§ **EXERCISE INSTRUCTIONS**: Find and copy lines holding "labels".

§ **GIVEN INFORMATION**:
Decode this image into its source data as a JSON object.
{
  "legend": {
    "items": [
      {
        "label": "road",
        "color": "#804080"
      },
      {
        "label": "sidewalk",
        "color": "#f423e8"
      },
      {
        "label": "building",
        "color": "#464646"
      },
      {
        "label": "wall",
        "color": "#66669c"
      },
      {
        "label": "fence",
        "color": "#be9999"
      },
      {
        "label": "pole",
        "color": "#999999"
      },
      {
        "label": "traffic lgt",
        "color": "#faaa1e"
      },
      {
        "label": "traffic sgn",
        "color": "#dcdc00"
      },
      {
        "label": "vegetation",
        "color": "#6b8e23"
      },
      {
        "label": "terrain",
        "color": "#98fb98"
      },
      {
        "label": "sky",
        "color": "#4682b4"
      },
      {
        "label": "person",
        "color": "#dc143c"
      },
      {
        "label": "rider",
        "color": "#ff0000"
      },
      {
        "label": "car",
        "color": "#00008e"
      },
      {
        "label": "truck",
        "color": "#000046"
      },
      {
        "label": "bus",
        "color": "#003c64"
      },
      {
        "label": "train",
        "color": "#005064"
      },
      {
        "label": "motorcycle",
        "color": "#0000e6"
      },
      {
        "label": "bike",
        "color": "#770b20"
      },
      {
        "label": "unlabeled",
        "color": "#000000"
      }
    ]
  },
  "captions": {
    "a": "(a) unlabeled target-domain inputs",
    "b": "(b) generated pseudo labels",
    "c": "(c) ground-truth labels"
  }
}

§ **EXPECTED OUTPUT**:
    "b": "(b) generated pseudo labels",
    "c": "(c) ground-truth labels"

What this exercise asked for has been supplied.